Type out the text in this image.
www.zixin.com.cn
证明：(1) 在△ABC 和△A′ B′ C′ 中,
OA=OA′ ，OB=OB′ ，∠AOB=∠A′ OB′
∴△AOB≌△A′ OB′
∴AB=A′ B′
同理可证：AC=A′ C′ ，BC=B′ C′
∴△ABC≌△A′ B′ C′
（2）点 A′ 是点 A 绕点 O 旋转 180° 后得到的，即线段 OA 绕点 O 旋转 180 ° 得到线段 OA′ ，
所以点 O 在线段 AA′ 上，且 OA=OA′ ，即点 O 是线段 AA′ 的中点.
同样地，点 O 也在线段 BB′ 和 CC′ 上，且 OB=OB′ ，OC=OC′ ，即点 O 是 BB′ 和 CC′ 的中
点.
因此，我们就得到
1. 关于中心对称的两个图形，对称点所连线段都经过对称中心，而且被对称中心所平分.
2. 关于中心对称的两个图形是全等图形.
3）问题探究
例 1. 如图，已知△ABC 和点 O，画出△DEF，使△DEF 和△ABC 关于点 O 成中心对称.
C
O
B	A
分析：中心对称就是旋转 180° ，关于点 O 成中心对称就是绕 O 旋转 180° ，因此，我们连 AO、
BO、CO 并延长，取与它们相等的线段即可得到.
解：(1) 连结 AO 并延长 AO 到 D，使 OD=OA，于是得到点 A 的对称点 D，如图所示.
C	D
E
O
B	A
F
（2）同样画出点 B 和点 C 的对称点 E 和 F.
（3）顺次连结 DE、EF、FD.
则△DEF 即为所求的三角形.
-*-*-
WHAT THE TASK ASKS >> Show, from the material above, each line that includes the string "的对称点".

REPLY TO THE TASK >>
解：(1) 连结 AO 并延长 AO 到 D，使 OD=OA，于是得到点 A 的对称点 D，如图所示.
（2）同样画出点 B 和点 C 的对称点 E 和 F.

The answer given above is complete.